> [RECORDS TO PROCESS]

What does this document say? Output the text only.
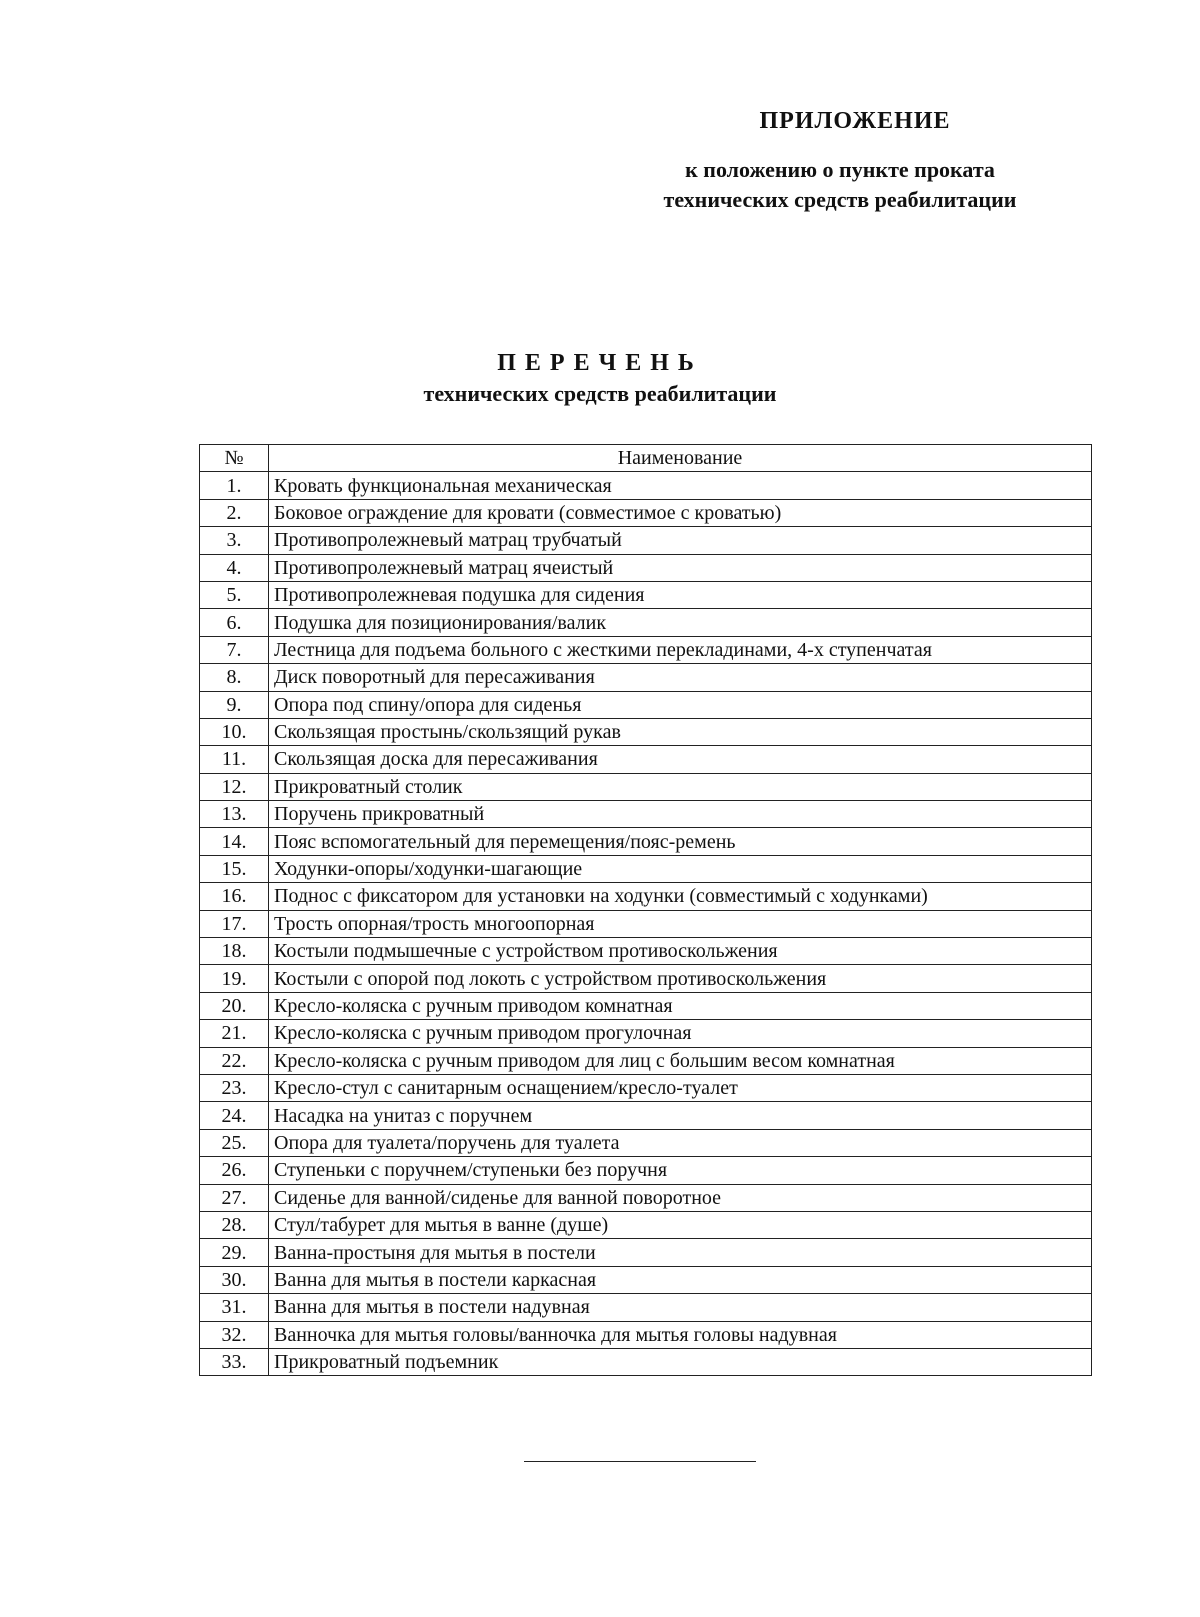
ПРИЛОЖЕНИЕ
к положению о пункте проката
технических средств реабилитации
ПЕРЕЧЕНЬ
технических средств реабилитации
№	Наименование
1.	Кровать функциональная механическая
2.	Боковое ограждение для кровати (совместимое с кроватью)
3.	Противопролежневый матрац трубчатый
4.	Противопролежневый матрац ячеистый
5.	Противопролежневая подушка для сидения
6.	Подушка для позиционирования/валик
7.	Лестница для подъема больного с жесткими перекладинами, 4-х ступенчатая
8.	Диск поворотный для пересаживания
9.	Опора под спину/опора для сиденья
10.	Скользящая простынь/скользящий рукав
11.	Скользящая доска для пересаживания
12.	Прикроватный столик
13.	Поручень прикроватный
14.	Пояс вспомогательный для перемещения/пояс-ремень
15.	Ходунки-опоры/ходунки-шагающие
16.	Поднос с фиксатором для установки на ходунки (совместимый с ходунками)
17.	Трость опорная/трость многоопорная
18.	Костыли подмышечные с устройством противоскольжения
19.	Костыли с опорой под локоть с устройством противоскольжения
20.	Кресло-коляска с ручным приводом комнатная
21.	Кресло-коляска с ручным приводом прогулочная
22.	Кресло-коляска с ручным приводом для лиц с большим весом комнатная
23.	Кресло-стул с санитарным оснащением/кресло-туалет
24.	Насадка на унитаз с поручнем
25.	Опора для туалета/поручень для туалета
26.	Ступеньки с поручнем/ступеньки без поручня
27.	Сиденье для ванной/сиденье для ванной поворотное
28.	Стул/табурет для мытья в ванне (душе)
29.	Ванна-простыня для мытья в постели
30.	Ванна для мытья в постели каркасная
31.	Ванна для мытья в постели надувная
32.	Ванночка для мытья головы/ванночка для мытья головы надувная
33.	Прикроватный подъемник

> [STATED TASK] Gather each line of the records holding the string "матрац".

> [RESPONSE BELOW]
3.	Противопролежневый матрац трубчатый
4.	Противопролежневый матрац ячеистый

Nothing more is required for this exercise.